--- START PASSAGE GIVEN ---
Working Through the “OO’s Small Classes and Short Methods” Exercise
Posted on May 26, 2008
Filed Under Computer Science, Programming, Software Development |
In "Perfecting OO’s Small Classes and Short Methods ", Andrew Binstock describes the constraints of an Object Oriented exercise by Jeff Bay.
I may be three weeks late on the issue, but I had to wait to find the time to write a project using these restrictions. After all, one experiment is worth a thousand blog entries, and I wanted to scout out the territory before I mounted my high horse.
1. Use only one level of indentation per method. If you need more than one level, you need to create a second method and call it from the first. This is one of the most important constraints in the exercise.
2. Don’t use the ‘
else’ keyword. Test for a condition with an if-statement and exit the routine if it’s not met. This prevents if-else chaining; and every routine does just one thing. You’re getting the idea.3. Wrap all primitives and
strings. This directly addresses “primitive obsession.” If you want to use an integer, you first have to create a class (even an inner class) to identify it’s true role. So zip codes are an object not an integer, for example. This makes for far clearer and more testable code.4. Use only one dot per line. This step prevents you from reaching deeply into other objects to get at fields or methods, and thereby conceptually breaking encapsulation.
--- END PASSAGE GIVEN ---
--- START LISTED ENTRIES ---
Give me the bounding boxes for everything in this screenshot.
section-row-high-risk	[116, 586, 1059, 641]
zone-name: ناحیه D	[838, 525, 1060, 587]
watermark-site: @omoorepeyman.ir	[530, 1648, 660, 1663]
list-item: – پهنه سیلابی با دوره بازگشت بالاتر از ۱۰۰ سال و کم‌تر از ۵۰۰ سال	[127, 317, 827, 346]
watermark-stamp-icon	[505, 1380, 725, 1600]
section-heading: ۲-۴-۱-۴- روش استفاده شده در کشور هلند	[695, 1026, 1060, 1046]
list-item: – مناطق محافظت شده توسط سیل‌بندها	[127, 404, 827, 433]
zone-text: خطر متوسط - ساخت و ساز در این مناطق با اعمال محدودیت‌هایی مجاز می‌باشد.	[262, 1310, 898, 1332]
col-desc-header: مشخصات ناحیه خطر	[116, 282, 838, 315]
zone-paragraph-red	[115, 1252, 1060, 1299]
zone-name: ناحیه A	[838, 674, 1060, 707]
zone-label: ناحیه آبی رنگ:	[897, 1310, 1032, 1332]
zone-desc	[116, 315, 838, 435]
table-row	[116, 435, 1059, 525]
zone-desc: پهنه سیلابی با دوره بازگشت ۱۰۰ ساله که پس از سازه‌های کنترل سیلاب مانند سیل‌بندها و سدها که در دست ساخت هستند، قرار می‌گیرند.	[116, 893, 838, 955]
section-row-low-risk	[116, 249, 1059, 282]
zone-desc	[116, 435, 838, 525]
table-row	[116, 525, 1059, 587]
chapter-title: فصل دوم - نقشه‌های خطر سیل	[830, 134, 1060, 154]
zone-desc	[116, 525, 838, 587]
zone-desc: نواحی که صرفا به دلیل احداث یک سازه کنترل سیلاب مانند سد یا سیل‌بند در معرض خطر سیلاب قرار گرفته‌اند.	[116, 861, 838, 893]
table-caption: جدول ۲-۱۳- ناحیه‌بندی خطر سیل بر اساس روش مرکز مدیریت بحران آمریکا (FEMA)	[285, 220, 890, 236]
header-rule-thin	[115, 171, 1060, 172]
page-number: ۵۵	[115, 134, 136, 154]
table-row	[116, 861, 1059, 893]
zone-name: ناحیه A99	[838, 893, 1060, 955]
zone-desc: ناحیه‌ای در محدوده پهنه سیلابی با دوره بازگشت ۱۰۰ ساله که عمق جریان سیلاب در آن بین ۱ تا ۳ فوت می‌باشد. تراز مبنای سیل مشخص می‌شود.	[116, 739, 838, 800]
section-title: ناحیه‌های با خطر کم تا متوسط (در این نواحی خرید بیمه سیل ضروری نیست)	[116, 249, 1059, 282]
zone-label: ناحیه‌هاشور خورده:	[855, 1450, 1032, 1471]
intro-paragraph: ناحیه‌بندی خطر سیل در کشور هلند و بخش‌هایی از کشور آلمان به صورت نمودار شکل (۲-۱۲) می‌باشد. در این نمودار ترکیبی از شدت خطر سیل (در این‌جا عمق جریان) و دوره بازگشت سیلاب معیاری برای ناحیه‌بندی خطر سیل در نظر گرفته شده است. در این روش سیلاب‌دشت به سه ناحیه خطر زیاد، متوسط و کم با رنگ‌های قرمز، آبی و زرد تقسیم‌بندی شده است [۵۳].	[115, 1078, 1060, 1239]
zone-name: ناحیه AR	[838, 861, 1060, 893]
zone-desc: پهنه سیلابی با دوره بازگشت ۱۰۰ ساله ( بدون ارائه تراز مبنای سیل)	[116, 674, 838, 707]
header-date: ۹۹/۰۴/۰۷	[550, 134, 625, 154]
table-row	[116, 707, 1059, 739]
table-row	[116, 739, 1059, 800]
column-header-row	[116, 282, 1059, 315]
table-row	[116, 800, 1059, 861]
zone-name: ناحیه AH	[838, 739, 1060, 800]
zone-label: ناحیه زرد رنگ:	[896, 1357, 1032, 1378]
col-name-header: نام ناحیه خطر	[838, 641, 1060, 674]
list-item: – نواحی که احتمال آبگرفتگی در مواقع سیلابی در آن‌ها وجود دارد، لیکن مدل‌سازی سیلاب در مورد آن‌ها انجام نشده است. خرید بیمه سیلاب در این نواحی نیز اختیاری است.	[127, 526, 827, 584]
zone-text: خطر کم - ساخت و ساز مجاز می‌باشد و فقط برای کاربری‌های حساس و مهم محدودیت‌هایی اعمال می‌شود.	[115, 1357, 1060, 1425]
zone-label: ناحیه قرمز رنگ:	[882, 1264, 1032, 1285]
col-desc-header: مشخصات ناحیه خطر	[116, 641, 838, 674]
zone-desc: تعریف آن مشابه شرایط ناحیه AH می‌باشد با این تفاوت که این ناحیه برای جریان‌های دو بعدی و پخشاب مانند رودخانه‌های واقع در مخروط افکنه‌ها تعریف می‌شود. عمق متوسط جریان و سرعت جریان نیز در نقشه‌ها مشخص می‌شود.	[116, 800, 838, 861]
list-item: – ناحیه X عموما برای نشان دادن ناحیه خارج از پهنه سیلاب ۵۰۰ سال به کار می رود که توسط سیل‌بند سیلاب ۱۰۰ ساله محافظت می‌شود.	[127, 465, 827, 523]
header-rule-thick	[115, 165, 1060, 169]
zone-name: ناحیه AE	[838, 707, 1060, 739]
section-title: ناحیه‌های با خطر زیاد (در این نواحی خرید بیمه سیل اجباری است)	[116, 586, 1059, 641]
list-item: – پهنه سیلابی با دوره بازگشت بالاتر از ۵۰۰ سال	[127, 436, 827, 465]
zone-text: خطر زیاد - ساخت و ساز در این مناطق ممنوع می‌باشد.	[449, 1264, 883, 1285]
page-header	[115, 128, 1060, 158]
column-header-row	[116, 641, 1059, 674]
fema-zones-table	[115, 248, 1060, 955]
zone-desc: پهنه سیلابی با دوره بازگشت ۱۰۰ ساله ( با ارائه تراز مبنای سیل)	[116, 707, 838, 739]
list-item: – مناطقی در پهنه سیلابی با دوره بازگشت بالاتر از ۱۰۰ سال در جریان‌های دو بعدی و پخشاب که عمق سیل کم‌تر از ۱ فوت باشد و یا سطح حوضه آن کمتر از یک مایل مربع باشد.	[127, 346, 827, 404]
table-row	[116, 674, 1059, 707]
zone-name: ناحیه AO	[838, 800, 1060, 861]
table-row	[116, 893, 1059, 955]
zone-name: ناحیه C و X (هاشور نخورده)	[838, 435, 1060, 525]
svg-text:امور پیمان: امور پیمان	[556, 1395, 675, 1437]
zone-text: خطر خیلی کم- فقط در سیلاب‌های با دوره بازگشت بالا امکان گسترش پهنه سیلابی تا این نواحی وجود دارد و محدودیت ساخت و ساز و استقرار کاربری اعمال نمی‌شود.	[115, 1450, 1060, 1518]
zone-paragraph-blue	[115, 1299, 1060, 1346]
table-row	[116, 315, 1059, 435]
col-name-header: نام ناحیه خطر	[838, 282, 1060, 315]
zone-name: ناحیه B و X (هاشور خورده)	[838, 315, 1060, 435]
--- END LISTED ENTRIES ---
YOUR TASK
Reproduce the blog post on the small-classes exercise, starting with "Working Through the" and going on through "by Jeff Bay.", substituting "object-oriented" for "Object Oriented".

EXERCISE SOLUTION
Working Through the “OO’s Small Classes and Short Methods” Exercise
Posted on May 26, 2008
Filed Under Computer Science, Programming, Software Development |
In "Perfecting OO’s Small Classes and Short Methods ", Andrew Binstock describes the constraints of an object-oriented exercise by Jeff Bay.